[Speex-dev] Recommended version for production use

John Miles jmiles at pop.net
Thu Apr 20 21:00:19 PDT 2006


Hi --

I'm looking at adding Speex decoder and encoder support to the Miles Sound
System, a commercial library used by game developers on various platforms
including PCs, the Mac, and game consoles.  As part of my initial
evaluation, I've gone ahead and downloaded the 1.0.4 and 1.1.1 Win32 binary
distributions and played around encoding and decoding various files with the
speexenc.exe and speexdec.exe apps.

What I've been noticing is that there are vast differences between the way
certain encoding scenarios sound under 1.1.11 (or 1.1.12, which I've built
myself) and 1.0.4, the latest stable binary package.  Sometimes it's not
easy to judge which version's "better"... but the impression I'm getting is
that the 1.1 branch does not offer consistent (or, frankly, any) quality
improvements over 1.0.

Even without using any of the new 1.1 features such as AGC or denoising,
files encoded with the 1.1.11/1.1.12 speexenc.exe tend to contain wild
amplitude-level variations, tonal artifacts, and clipped regions.

▸ DATASET EXCERPT
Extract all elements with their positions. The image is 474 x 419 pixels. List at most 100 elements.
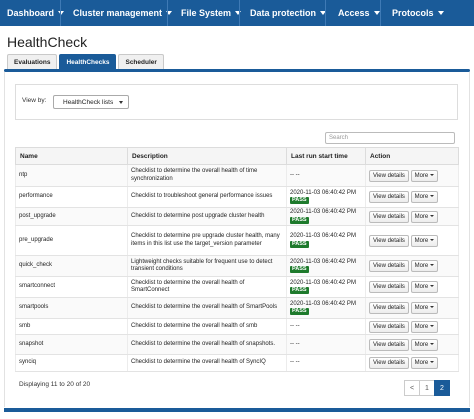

▸ WORK INSTRUCTIONS
1) Reproduce verbatim the passage of the Speex mailing-list post from "I'm looking at" to "improvements over 1.0.".
2) In the Speex mailing-list post, which version is called the latest stable binary package?

▸ ANSWERS BY TASK
1)
I'm looking at adding Speex decoder and encoder support to the Miles Sound
System, a commercial library used by game developers on various platforms
including PCs, the Mac, and game consoles.  As part of my initial
evaluation, I've gone ahead and downloaded the 1.0.4 and 1.1.1 Win32 binary
distributions and played around encoding and decoding various files with the
speexenc.exe and speexdec.exe apps.

What I've been noticing is that there are vast differences between the way
certain encoding scenarios sound under 1.1.11 (or 1.1.12, which I've built
myself) and 1.0.4, the latest stable binary package.  Sometimes it's not
easy to judge which version's "better"... but the impression I'm getting is
that the 1.1 branch does not offer consistent (or, frankly, any) quality
improvements over 1.0.

2) Version 1.0.4